## WHAT THE EXERCISE ASKS
Reproduce the listing exactly, with no pictures in your copy.

— Begin DATA TO USE —

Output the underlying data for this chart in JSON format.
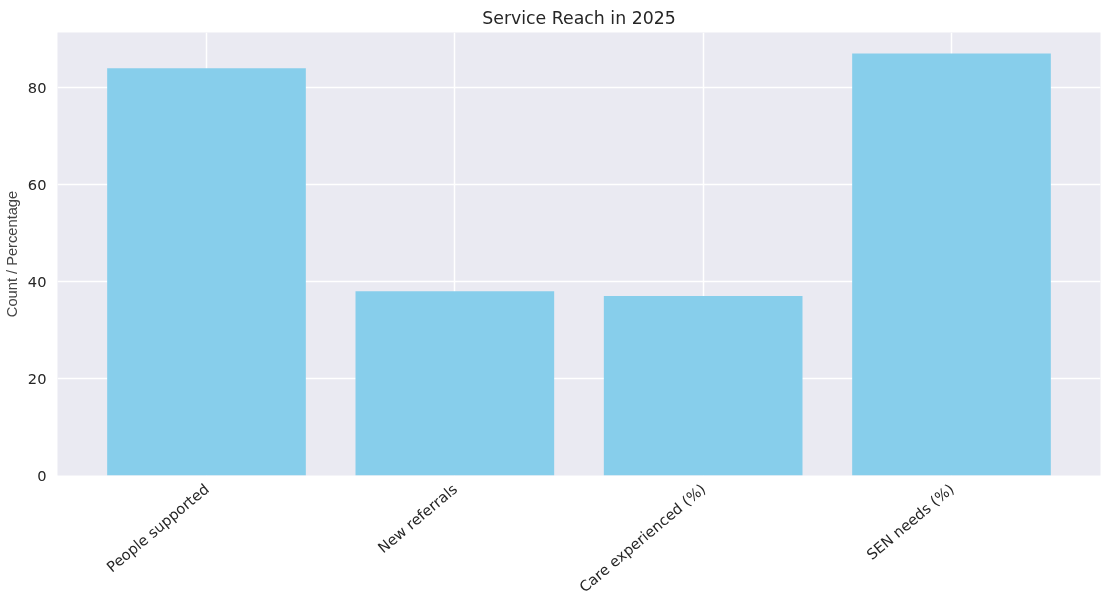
{
  "chart_data": {
    "type": "bar",
    "title": "Service Reach in 2025",
    "ylabel": "Count / Percentage",
    "categories": [
      "People supported",
      "New referrals",
      "Care experienced (%)",
      "SEN needs (%)"
    ],
    "values": [
      84,
      38,
      37,
      87
    ],
    "color": "#87ceeb",
    "ylim": [
      0,
      91.35
    ],
    "yticks": [
      0,
      20,
      40,
      60,
      80
    ],
    "grid": true
  }
}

— End DATA TO USE —

## WORKED SOLUTION
Output the underlying data for this chart in JSON format.
{
  "chart_data": {
    "type": "bar",
    "title": "Service Reach in 2025",
    "ylabel": "Count / Percentage",
    "categories": [
      "People supported",
      "New referrals",
      "Care experienced (%)",
      "SEN needs (%)"
    ],
    "values": [
      84,
      38,
      37,
      87
    ],
    "color": "#87ceeb",
    "ylim": [
      0,
      91.35
    ],
    "yticks": [
      0,
      20,
      40,
      60,
      80
    ],
    "grid": true
  }
}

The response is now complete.